Written request:
Make an exact copy of the records, with the pictures left out.

Items:
□ □ □ □ □

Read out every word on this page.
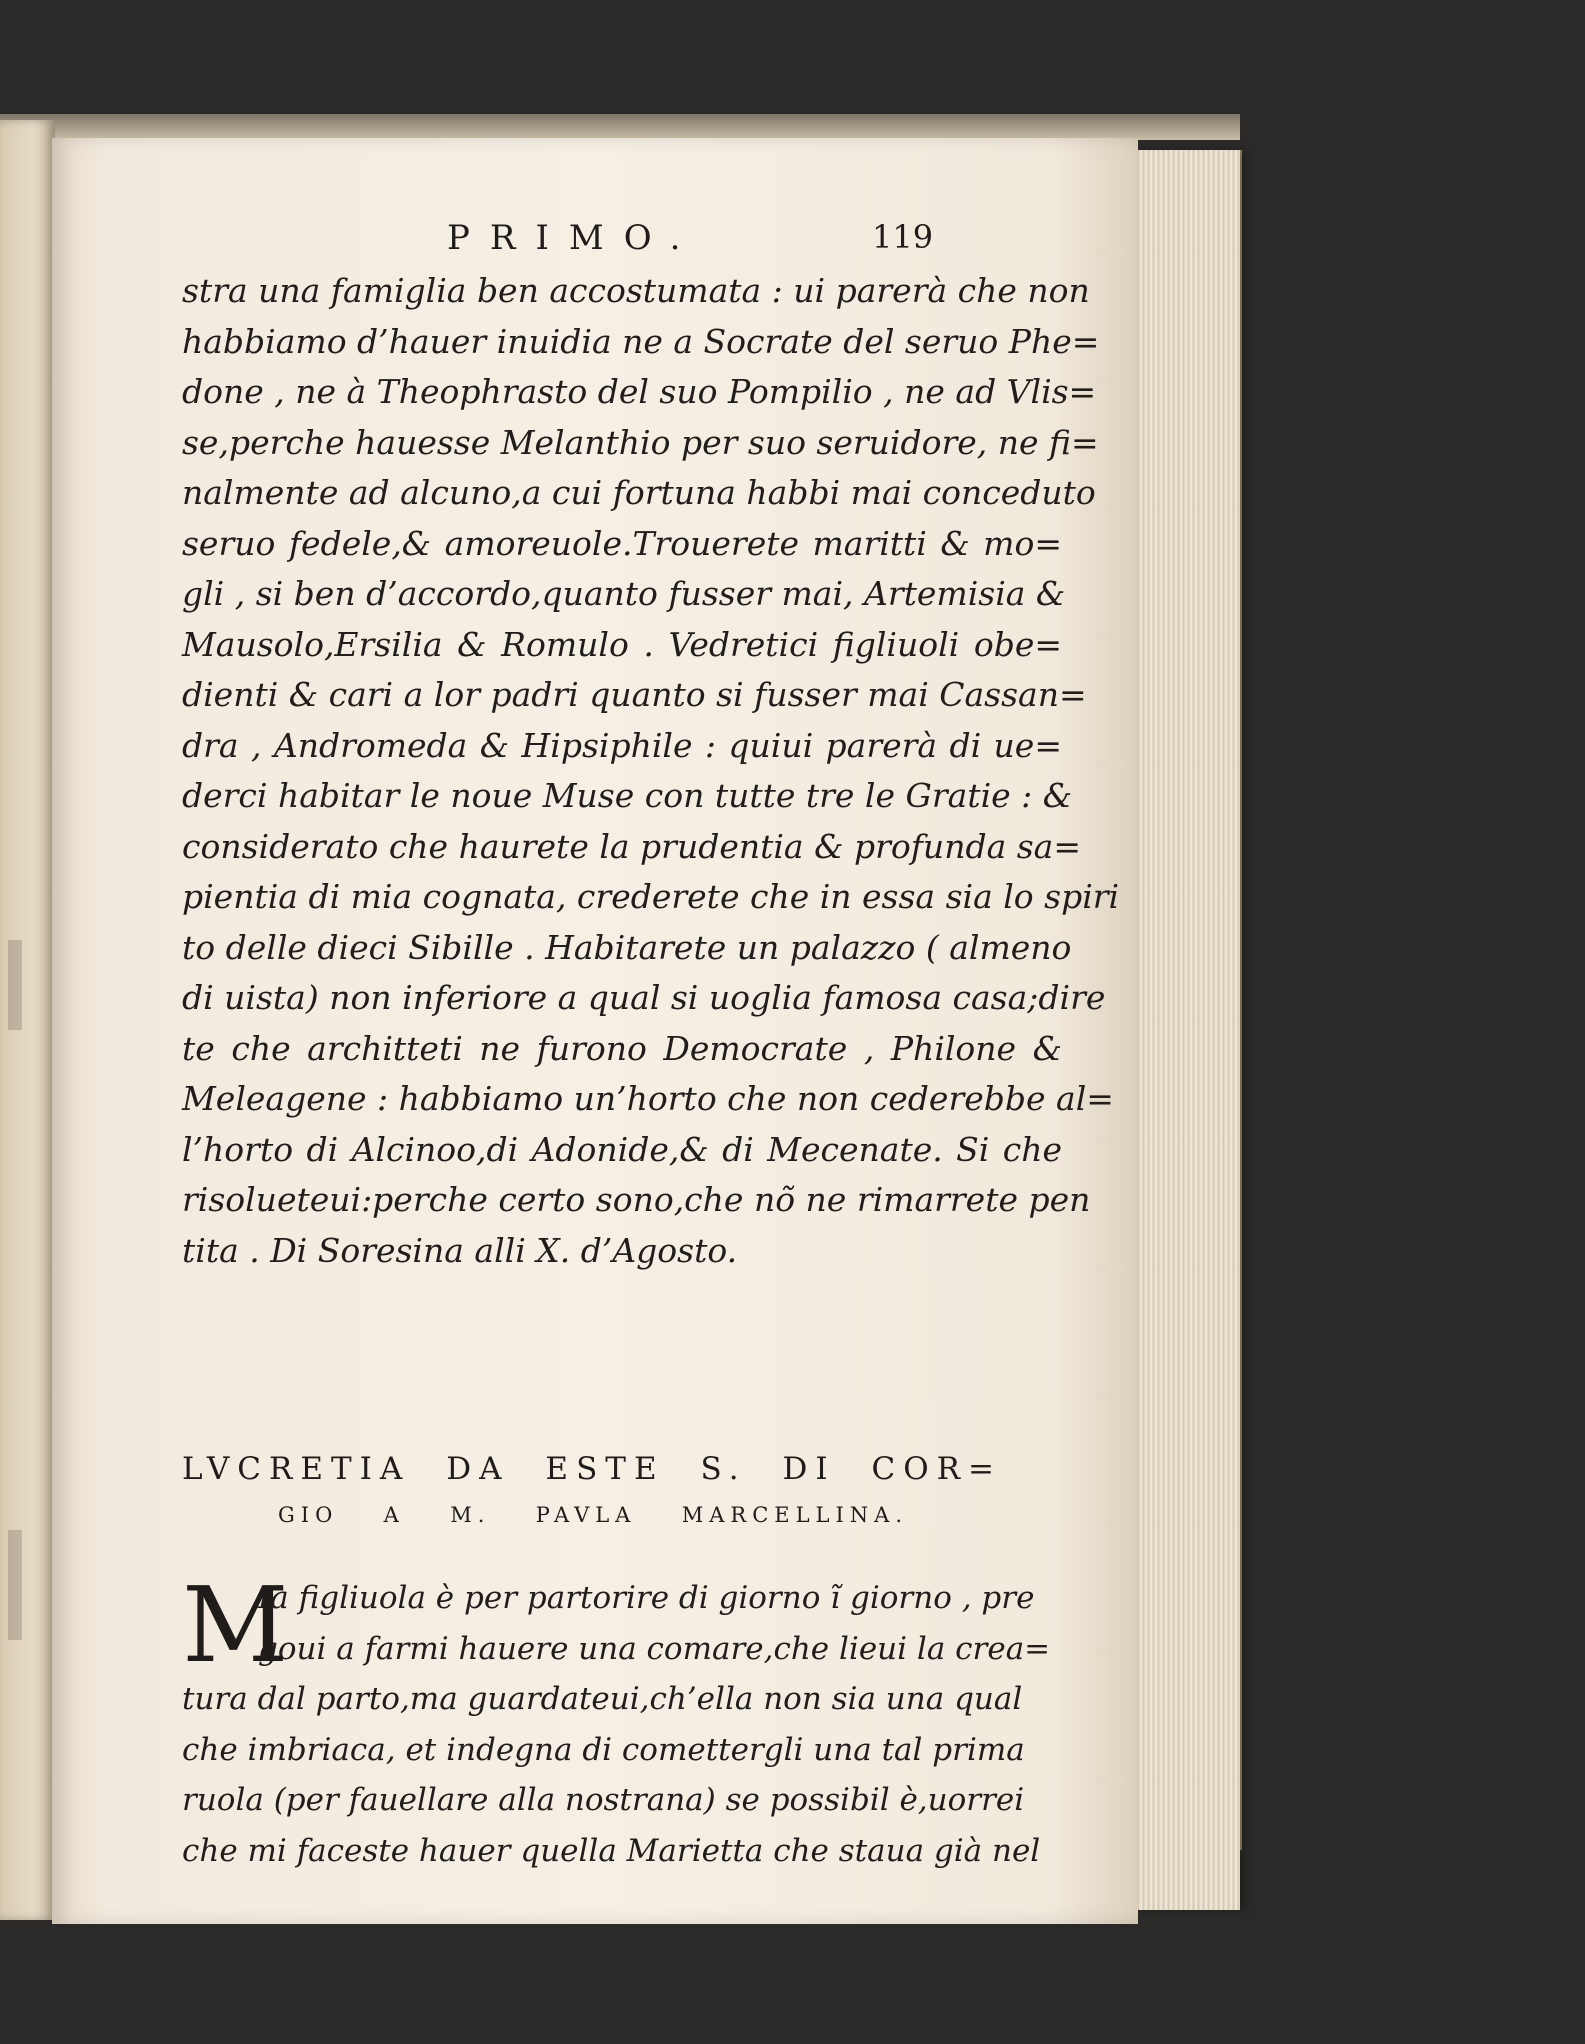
PRIMO.	119
stra una famiglia ben accostumata : ui parerà che non
habbiamo d’hauer inuidia ne a Socrate del seruo Phe=
done , ne à Theophrasto del suo Pompilio , ne ad Vlis=
se,perche hauesse Melanthio per suo seruidore, ne fi=
nalmente ad alcuno,a cui fortuna habbi mai conceduto
seruo fedele,& amoreuole.Trouerete maritti & mo=
gli , si ben d’accordo,quanto fusser mai, Artemisia &
Mausolo,Ersilia & Romulo . Vedretici figliuoli obe=
dienti & cari a lor padri quanto si fusser mai Cassan=
dra , Andromeda & Hipsiphile : quiui parerà di ue=
derci habitar le noue Muse con tutte tre le Gratie : &
considerato che haurete la prudentia & profunda sa=
pientia di mia cognata, crederete che in essa sia lo spiri
to delle dieci Sibille . Habitarete un palazzo ( almeno
di uista) non inferiore a qual si uoglia famosa casa;dire
te che architteti ne furono Democrate , Philone &
Meleagene : habbiamo un’horto che non cederebbe al=
l’horto di Alcinoo,di Adonide,& di Mecenate. Si che
risolueteui:perche certo sono,che nõ ne rimarrete pen
tita . Di Soresina alli X. d’Agosto.
LVCRETIA DA ESTE S. DI COR=
GIO A M. PAVLA MARCELLINA.
M
Ia figliuola è per partorire di giorno ĩ giorno , pre
goui a farmi hauere una comare,che lieui la crea=
tura dal parto,ma guardateui,ch’ella non sia una qual
che imbriaca, et indegna di comettergli una tal prima
ruola (per fauellare alla nostrana) se possibil è,uorrei
che mi faceste hauer quella Marietta che staua già nel
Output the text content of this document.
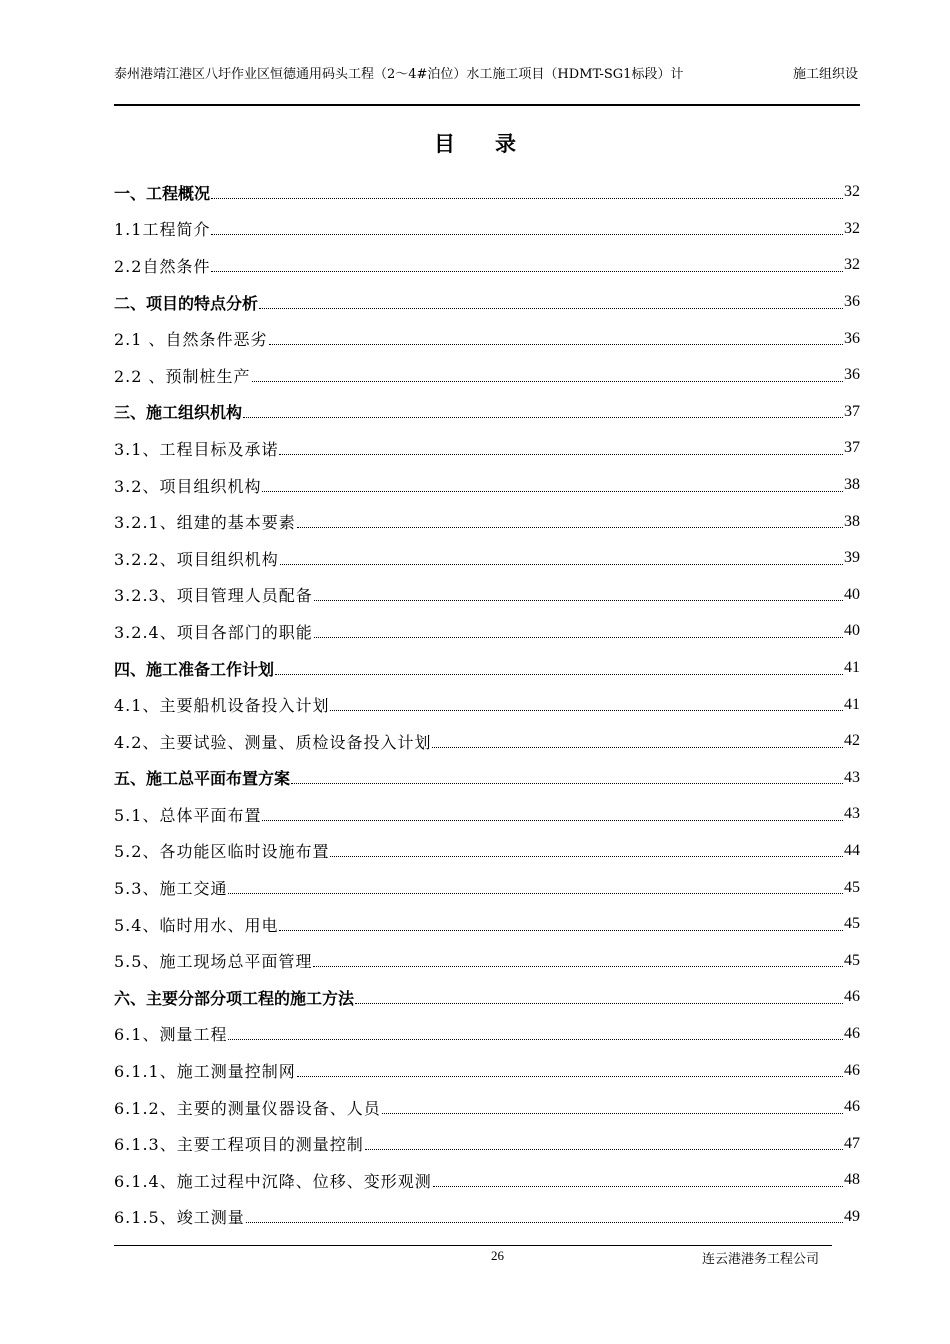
泰州港靖江港区八圩作业区恒德通用码头工程（2～4#泊位）水工施工项目（HDMT-SG1标段）计	施工组织设
目录
一、工程概况	32
1.1工程简介	32
2.2自然条件	32
二、项目的特点分析	36
2.1 、自然条件恶劣	36
2.2 、预制桩生产	36
三、施工组织机构	37
3.1、工程目标及承诺	37
3.2、项目组织机构	38
3.2.1、组建的基本要素	38
3.2.2、项目组织机构	39
3.2.3、项目管理人员配备	40
3.2.4、项目各部门的职能	40
四、施工准备工作计划	41
4.1、主要船机设备投入计划	41
4.2、主要试验、测量、质检设备投入计划	42
五、施工总平面布置方案	43
5.1、总体平面布置	43
5.2、各功能区临时设施布置	44
5.3、施工交通	45
5.4、临时用水、用电	45
5.5、施工现场总平面管理	45
六、主要分部分项工程的施工方法	46
6.1、测量工程	46
6.1.1、施工测量控制网	46
6.1.2、主要的测量仪器设备、人员	46
6.1.3、主要工程项目的测量控制	47
6.1.4、施工过程中沉降、位移、变形观测	48
6.1.5、竣工测量	49
26	连云港港务工程公司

□ □ □ □ □

Answer to the exercise:
Read out every word on this page.
PRIMO.	119
stra una famiglia ben accostumata : ui parerà che non
habbiamo d’hauer inuidia ne a Socrate del seruo Phe=
done , ne à Theophrasto del suo Pompilio , ne ad Vlis=
se,perche hauesse Melanthio per suo seruidore, ne fi=
nalmente ad alcuno,a cui fortuna habbi mai conceduto
seruo fedele,& amoreuole.Trouerete maritti & mo=
gli , si ben d’accordo,quanto fusser mai, Artemisia &
Mausolo,Ersilia & Romulo . Vedretici figliuoli obe=
dienti & cari a lor padri quanto si fusser mai Cassan=
dra , Andromeda & Hipsiphile : quiui parerà di ue=
derci habitar le noue Muse con tutte tre le Gratie : &
considerato che haurete la prudentia & profunda sa=
pientia di mia cognata, crederete che in essa sia lo spiri
to delle dieci Sibille . Habitarete un palazzo ( almeno
di uista) non inferiore a qual si uoglia famosa casa;dire
te che architteti ne furono Democrate , Philone &
Meleagene : habbiamo un’horto che non cederebbe al=
l’horto di Alcinoo,di Adonide,& di Mecenate. Si che
risolueteui:perche certo sono,che nõ ne rimarrete pen
tita . Di Soresina alli X. d’Agosto.
LVCRETIA DA ESTE S. DI COR=
GIO A M. PAVLA MARCELLINA.
M
Ia figliuola è per partorire di giorno ĩ giorno , pre
goui a farmi hauere una comare,che lieui la crea=
tura dal parto,ma guardateui,ch’ella non sia una qual
che imbriaca, et indegna di comettergli una tal prima
ruola (per fauellare alla nostrana) se possibil è,uorrei
che mi faceste hauer quella Marietta che staua già nel
Output the text content of this document.
泰州港靖江港区八圩作业区恒德通用码头工程（2～4#泊位）水工施工项目（HDMT-SG1标段）计	施工组织设
目录
一、工程概况	32
1.1工程简介	32
2.2自然条件	32
二、项目的特点分析	36
2.1 、自然条件恶劣	36
2.2 、预制桩生产	36
三、施工组织机构	37
3.1、工程目标及承诺	37
3.2、项目组织机构	38
3.2.1、组建的基本要素	38
3.2.2、项目组织机构	39
3.2.3、项目管理人员配备	40
3.2.4、项目各部门的职能	40
四、施工准备工作计划	41
4.1、主要船机设备投入计划	41
4.2、主要试验、测量、质检设备投入计划	42
五、施工总平面布置方案	43
5.1、总体平面布置	43
5.2、各功能区临时设施布置	44
5.3、施工交通	45
5.4、临时用水、用电	45
5.5、施工现场总平面管理	45
六、主要分部分项工程的施工方法	46
6.1、测量工程	46
6.1.1、施工测量控制网	46
6.1.2、主要的测量仪器设备、人员	46
6.1.3、主要工程项目的测量控制	47
6.1.4、施工过程中沉降、位移、变形观测	48
6.1.5、竣工测量	49
26	连云港港务工程公司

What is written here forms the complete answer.